━━━ SECTION DES DONNÉES

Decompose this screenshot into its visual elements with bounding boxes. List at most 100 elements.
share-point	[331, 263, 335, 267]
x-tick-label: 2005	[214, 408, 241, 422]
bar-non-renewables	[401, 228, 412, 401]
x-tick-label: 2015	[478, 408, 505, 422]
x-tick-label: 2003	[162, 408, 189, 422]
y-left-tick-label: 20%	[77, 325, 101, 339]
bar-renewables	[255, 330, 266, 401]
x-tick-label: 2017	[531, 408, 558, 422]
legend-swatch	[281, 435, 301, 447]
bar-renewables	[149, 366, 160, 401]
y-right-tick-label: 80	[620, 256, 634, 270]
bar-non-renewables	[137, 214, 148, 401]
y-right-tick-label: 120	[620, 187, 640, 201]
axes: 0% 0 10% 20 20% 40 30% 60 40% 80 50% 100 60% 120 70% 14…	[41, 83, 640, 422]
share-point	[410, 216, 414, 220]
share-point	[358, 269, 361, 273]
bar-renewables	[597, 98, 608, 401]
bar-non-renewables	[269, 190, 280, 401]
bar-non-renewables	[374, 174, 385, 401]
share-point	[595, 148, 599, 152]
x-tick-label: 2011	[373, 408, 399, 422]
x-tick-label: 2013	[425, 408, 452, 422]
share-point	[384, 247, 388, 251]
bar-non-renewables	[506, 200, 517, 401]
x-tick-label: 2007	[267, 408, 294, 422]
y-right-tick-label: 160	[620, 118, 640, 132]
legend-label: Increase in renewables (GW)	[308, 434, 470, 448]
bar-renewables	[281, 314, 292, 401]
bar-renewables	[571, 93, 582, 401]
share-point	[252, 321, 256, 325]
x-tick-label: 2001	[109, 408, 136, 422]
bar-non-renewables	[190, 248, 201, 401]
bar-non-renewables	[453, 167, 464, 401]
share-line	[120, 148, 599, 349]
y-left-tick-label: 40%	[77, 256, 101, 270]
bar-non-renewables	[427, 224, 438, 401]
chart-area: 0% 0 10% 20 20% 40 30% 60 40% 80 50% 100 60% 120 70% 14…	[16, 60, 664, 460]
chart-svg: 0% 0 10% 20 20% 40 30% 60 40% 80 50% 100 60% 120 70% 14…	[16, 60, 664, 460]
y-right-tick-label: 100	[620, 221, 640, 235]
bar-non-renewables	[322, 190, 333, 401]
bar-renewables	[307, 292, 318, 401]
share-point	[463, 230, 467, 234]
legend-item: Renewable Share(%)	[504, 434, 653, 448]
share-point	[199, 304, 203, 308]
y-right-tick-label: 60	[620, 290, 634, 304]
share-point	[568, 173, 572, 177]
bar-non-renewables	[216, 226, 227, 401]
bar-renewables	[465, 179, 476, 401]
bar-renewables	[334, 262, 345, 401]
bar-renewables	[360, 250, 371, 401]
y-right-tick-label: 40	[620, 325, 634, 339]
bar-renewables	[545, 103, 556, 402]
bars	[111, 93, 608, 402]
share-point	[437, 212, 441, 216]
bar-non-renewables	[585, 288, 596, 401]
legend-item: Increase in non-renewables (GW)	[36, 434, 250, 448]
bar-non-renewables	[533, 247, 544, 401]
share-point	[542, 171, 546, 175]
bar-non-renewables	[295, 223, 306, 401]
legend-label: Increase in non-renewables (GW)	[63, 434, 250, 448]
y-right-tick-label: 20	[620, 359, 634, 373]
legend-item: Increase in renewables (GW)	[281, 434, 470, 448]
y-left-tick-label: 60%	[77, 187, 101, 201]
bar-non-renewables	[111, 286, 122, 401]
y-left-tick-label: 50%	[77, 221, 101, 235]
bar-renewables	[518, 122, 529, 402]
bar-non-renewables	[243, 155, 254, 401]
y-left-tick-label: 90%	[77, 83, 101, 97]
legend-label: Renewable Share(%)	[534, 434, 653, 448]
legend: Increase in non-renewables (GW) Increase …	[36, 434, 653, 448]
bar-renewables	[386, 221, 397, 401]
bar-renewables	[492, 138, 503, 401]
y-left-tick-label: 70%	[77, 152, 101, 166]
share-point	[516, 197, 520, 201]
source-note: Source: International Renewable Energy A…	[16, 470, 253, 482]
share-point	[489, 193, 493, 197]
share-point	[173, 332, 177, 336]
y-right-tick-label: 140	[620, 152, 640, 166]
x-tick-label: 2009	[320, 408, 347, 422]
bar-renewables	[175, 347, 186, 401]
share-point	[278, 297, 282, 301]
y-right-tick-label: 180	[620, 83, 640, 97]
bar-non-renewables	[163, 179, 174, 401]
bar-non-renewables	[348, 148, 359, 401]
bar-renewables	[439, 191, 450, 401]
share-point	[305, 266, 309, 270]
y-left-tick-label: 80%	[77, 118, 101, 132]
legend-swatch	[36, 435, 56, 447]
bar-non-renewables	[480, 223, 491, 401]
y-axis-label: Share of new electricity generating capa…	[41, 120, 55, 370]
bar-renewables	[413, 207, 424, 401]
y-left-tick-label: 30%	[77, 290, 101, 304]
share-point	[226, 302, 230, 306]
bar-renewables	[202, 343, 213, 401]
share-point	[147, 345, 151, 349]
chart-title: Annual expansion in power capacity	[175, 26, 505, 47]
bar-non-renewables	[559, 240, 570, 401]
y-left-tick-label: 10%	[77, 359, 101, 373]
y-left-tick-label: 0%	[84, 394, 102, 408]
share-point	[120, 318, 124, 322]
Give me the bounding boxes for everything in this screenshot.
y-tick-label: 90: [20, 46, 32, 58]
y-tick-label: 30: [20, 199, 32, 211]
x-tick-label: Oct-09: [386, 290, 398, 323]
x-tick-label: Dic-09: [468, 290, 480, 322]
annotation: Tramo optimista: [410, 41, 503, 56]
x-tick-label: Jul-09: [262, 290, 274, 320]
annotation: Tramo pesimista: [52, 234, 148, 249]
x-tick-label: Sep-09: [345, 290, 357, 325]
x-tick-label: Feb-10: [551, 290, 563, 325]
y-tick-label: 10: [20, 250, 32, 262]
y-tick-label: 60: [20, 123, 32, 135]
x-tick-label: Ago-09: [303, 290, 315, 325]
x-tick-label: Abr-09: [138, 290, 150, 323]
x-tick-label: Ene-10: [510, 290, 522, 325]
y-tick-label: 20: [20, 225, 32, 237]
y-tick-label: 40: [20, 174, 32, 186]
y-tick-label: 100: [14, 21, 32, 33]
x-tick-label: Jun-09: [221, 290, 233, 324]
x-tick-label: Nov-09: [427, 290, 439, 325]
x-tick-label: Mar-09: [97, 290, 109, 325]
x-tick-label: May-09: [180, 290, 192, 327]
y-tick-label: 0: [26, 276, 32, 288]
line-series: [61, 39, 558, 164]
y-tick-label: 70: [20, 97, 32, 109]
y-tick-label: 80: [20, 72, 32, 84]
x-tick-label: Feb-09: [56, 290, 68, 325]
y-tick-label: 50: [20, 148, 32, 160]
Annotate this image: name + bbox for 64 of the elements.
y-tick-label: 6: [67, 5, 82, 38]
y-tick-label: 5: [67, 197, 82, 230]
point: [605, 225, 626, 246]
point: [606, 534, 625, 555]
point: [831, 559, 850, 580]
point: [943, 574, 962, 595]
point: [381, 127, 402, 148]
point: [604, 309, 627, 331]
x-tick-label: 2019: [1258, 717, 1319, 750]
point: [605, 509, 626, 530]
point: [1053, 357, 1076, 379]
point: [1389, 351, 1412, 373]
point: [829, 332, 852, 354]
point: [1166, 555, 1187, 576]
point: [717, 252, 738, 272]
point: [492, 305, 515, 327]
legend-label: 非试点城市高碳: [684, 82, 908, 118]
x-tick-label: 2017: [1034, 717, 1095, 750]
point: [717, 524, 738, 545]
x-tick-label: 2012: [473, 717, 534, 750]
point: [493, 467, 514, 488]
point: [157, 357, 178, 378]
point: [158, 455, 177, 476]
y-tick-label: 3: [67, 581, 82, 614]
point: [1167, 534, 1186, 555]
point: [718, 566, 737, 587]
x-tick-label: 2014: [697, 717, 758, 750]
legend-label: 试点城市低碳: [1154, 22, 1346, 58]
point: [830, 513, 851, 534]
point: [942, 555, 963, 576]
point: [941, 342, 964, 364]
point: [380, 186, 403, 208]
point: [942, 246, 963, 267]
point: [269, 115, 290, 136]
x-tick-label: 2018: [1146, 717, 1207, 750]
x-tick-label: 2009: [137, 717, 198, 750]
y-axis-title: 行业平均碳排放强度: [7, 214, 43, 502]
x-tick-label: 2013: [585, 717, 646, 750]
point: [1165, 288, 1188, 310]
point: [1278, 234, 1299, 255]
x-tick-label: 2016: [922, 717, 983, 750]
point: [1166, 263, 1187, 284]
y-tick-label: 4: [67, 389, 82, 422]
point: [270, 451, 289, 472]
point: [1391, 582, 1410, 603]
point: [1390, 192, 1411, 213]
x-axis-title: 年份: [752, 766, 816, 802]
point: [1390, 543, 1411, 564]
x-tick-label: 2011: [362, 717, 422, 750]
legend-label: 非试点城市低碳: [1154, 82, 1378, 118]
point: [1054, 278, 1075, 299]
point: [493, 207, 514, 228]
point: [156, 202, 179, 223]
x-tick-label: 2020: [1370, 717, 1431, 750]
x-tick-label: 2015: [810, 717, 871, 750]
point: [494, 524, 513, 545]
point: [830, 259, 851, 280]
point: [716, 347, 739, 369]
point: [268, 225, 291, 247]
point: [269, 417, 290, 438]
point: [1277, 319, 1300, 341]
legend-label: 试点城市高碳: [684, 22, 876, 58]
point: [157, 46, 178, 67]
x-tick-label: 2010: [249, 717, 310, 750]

━━━━━━

Présentez en tableau Markdown le passage qui va du début des enregistrements jusqu'à la ligne contenant « 98, 608, 401] », cette ligne comprise, avec une colonne « Numéro » et une colonne « Ligne ». Omettez les lignes vides.

| Numéro | Ligne |
|---|---|
| 1 | Decompose this screenshot into its visual elements with bounding boxes. List at most 100 elements. |
| 2 | share-point	[331, 263, 335, 267] |
| 3 | x-tick-label: 2005	[214, 408, 241, 422] |
| 4 | bar-non-renewables	[401, 228, 412, 401] |
| 5 | x-tick-label: 2015	[478, 408, 505, 422] |
| 6 | x-tick-label: 2003	[162, 408, 189, 422] |
| 7 | y-left-tick-label: 20%	[77, 325, 101, 339] |
| 8 | bar-renewables	[255, 330, 266, 401] |
| 9 | x-tick-label: 2017	[531, 408, 558, 422] |
| 10 | legend-swatch	[281, 435, 301, 447] |
| 11 | bar-renewables	[149, 366, 160, 401] |
| 12 | y-right-tick-label: 80	[620, 256, 634, 270] |
| 13 | bar-non-renewables	[137, 214, 148, 401] |
| 14 | y-right-tick-label: 120	[620, 187, 640, 201] |
| 15 | axes: 0% 0 10% 20 20% 40 30% 60 40% 80 50% 100 60% 120 70% 14…	[41, 83, 640, 422] |
| 16 | share-point	[410, 216, 414, 220] |
| 17 | share-point	[358, 269, 361, 273] |
| 18 | bar-renewables	[597, 98, 608, 401] |